[Start of Source records]
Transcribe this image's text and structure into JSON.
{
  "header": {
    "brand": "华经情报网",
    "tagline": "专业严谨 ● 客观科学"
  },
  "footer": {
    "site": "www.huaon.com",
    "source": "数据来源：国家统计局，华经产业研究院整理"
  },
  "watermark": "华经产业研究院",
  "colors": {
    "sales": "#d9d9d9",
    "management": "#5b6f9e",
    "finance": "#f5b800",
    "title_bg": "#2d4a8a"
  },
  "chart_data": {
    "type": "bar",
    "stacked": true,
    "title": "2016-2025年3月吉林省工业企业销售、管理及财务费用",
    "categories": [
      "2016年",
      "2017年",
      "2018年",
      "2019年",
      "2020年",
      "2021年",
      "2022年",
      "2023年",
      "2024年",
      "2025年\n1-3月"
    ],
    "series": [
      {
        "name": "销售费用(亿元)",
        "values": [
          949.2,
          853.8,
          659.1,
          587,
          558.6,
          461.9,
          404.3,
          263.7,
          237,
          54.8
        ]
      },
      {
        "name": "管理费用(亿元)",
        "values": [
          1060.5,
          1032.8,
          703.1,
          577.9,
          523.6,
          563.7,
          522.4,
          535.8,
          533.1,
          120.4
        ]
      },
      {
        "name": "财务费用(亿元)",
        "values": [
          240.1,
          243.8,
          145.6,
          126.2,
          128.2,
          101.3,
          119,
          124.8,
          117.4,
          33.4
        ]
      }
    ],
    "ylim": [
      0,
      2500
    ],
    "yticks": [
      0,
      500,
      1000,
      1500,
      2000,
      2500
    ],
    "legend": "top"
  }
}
[End of Source records]
Problem description
In the listing, find all lines with the string "name" and copy them.

The answer
        "name": "销售费用(亿元)",
        "name": "管理费用(亿元)",
        "name": "财务费用(亿元)",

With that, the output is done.